What you should do: Find each line with the string "طراد" and report it.
* BEGIN Dataset extract *
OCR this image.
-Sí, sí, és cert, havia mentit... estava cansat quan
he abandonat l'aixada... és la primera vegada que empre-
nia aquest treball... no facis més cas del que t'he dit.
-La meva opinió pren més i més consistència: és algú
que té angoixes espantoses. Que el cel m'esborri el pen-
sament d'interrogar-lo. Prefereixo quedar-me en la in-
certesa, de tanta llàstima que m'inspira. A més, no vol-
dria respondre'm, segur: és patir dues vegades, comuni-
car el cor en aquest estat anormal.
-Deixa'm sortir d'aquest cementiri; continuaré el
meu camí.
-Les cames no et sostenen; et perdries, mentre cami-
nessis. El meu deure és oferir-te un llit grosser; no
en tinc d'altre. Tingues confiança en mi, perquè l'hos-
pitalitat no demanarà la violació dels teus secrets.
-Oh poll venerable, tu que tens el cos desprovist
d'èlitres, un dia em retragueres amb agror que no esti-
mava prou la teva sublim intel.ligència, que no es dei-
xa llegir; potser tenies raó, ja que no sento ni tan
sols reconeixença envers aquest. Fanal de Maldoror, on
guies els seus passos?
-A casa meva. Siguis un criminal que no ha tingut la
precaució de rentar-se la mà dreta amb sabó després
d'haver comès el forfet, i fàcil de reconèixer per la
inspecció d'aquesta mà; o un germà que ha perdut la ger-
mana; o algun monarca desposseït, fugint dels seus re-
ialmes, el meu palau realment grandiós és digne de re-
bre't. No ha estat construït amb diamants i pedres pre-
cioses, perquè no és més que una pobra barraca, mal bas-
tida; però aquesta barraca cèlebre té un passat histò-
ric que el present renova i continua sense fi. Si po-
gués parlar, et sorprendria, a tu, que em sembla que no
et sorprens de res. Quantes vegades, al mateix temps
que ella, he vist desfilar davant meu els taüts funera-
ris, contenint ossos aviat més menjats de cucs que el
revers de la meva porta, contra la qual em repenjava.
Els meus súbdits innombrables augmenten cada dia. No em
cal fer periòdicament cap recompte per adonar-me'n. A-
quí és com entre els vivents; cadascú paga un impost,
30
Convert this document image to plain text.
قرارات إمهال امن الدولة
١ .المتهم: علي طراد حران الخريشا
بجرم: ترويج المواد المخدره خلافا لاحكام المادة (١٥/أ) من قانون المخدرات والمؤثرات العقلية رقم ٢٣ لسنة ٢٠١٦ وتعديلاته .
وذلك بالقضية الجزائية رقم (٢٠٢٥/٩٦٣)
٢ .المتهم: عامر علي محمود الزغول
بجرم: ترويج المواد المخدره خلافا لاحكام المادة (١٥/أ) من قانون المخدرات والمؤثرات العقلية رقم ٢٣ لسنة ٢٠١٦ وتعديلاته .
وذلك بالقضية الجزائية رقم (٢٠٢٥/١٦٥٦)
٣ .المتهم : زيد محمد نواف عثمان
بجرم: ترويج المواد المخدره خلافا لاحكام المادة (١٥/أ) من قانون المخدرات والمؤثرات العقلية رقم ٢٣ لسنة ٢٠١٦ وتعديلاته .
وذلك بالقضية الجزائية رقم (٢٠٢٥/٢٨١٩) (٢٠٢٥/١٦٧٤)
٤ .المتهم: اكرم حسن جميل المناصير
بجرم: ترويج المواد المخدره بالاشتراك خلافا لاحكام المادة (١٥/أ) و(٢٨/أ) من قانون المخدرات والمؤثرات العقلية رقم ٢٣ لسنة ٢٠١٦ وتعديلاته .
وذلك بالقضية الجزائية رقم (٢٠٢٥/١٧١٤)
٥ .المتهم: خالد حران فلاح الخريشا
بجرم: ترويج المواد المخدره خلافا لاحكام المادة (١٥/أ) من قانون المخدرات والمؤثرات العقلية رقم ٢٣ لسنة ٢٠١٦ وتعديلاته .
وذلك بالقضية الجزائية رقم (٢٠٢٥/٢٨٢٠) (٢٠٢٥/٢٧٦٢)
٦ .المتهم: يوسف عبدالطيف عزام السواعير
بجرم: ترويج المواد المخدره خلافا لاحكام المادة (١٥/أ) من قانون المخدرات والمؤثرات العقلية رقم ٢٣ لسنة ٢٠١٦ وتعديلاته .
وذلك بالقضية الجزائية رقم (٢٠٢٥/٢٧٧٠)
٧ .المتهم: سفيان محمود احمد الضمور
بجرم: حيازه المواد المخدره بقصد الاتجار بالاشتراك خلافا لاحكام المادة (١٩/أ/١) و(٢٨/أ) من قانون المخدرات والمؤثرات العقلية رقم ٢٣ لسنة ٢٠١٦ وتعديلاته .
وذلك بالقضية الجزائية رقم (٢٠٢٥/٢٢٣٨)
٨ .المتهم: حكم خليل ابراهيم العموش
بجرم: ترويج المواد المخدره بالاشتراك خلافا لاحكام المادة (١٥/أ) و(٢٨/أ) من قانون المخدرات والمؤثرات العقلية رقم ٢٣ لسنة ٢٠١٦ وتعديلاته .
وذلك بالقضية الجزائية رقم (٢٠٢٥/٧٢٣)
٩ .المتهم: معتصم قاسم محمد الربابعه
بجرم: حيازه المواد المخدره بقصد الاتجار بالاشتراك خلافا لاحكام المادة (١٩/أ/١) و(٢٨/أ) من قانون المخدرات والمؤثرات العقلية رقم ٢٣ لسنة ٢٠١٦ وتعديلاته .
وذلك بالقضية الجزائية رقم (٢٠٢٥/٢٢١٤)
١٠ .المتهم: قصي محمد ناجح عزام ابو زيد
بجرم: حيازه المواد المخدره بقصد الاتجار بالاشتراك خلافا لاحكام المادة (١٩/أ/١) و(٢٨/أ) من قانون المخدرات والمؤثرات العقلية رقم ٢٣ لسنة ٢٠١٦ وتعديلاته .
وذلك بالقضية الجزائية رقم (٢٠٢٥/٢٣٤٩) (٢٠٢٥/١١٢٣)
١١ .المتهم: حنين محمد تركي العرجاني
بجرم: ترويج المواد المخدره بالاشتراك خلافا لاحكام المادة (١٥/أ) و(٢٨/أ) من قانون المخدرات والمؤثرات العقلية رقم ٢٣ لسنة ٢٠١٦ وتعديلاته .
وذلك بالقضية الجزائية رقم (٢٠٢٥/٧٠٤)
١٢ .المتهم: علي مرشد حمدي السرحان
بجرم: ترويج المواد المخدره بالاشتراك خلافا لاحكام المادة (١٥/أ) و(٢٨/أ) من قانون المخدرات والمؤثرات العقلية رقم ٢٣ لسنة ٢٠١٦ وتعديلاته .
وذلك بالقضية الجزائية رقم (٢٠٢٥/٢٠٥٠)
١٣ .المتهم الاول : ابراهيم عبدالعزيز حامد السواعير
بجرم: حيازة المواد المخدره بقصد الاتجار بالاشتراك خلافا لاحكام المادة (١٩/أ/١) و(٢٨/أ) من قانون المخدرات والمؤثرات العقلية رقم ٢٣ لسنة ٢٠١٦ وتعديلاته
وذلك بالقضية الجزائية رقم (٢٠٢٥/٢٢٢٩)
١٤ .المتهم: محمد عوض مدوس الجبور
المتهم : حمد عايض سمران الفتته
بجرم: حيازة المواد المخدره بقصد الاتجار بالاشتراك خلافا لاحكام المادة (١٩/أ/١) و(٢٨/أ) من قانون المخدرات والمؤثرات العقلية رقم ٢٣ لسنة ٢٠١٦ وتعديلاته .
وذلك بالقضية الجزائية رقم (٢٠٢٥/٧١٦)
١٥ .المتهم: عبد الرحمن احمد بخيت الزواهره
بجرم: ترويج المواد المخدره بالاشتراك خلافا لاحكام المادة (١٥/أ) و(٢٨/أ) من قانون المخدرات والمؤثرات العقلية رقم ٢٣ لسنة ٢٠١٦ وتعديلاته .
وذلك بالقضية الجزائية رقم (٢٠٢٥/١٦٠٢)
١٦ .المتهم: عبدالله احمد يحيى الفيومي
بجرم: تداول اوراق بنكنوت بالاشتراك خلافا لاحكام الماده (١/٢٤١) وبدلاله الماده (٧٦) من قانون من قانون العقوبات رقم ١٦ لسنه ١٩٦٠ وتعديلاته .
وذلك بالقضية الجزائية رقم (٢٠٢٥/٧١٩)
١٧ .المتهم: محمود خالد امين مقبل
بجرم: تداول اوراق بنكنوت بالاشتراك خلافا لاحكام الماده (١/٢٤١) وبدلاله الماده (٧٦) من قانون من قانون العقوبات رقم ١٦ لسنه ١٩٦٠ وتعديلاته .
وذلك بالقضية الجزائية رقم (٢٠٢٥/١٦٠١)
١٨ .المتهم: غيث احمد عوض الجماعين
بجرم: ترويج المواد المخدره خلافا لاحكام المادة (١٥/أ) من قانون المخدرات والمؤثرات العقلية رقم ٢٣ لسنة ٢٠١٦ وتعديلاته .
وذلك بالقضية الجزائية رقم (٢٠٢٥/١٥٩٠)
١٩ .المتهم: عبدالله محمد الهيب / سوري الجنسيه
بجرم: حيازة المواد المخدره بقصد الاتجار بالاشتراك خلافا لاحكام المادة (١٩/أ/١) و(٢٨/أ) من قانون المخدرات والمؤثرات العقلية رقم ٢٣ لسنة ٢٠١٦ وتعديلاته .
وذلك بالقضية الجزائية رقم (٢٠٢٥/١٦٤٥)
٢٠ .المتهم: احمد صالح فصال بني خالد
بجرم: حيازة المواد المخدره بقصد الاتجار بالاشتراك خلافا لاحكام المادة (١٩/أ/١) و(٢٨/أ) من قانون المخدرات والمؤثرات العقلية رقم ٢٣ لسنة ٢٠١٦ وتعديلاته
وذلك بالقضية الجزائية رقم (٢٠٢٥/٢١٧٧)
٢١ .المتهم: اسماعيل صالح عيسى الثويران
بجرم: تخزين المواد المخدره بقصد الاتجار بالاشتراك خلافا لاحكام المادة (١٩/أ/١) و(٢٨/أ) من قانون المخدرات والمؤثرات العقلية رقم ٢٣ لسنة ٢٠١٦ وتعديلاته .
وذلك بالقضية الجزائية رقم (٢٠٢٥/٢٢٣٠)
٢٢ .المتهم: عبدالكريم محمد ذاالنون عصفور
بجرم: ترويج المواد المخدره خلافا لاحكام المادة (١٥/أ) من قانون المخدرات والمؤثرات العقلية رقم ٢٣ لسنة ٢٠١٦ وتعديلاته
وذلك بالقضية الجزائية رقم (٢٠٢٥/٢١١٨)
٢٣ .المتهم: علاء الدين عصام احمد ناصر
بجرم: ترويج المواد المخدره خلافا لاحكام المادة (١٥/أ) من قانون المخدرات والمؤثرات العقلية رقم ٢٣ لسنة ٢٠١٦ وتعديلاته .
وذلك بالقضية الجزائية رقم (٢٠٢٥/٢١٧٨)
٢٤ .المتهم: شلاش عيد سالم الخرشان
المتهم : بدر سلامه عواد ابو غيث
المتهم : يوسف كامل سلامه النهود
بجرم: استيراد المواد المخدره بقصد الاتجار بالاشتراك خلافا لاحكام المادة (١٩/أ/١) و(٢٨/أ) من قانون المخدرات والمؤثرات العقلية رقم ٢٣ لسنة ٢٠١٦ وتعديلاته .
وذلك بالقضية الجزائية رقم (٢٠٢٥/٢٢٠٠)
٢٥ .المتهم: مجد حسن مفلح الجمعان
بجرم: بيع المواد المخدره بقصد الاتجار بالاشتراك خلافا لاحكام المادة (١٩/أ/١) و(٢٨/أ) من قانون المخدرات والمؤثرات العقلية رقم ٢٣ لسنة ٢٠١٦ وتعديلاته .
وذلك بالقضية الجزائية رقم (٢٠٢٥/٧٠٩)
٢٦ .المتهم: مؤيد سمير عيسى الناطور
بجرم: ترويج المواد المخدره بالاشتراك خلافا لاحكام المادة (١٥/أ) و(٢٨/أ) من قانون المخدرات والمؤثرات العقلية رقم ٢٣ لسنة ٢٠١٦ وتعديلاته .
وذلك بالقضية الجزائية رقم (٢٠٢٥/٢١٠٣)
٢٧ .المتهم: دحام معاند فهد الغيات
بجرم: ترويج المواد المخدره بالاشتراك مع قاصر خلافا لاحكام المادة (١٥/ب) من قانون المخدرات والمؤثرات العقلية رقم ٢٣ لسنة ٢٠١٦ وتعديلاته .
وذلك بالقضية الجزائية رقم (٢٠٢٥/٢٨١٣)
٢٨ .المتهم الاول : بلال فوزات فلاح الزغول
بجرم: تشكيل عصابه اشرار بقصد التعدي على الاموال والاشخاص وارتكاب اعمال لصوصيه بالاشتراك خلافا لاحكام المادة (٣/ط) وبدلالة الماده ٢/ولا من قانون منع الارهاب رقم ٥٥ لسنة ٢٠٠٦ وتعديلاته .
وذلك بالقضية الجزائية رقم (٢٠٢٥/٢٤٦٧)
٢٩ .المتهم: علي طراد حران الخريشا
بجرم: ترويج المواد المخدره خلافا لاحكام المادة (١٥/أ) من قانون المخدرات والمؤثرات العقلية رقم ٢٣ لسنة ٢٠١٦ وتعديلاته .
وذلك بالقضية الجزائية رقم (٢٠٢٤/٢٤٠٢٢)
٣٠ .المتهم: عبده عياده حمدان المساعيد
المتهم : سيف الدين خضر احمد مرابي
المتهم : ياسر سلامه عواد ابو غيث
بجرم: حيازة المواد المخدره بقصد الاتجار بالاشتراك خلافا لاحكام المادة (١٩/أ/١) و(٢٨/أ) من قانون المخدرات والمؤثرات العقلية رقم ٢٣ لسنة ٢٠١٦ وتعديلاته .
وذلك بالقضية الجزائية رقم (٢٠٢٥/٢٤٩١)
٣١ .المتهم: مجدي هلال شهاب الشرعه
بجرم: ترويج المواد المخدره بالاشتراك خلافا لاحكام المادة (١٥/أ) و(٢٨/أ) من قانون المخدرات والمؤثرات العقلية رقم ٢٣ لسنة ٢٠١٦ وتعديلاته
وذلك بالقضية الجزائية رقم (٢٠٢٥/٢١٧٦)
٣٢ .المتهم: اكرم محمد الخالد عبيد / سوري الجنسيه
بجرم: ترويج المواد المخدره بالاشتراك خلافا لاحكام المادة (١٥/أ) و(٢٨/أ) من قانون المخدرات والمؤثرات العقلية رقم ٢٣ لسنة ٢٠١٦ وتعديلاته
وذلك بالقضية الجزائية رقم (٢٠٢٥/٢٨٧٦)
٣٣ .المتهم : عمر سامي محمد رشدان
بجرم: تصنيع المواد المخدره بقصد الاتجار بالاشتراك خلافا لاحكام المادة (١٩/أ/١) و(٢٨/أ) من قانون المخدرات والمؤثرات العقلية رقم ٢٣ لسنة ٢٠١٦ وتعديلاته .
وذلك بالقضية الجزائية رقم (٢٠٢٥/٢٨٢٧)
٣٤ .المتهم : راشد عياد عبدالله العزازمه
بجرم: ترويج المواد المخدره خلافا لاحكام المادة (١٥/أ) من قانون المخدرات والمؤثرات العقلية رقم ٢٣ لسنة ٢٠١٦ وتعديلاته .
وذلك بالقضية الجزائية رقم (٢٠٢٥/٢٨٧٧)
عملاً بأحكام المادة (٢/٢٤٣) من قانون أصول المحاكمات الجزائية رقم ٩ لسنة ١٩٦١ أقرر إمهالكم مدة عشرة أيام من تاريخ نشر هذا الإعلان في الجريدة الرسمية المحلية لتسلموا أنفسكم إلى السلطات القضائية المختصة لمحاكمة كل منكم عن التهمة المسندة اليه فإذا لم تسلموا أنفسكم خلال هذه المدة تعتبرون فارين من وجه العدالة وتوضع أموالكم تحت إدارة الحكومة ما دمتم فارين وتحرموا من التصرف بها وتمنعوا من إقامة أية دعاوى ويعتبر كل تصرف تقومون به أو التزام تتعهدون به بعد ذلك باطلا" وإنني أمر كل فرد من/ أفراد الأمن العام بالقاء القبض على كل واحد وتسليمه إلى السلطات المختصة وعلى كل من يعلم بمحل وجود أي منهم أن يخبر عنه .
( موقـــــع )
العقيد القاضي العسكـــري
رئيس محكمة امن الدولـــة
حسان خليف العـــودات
* END Dataset extract *
Correct output:
١ .المتهم: علي طراد حران الخريشا
٢٩ .المتهم: علي طراد حران الخريشا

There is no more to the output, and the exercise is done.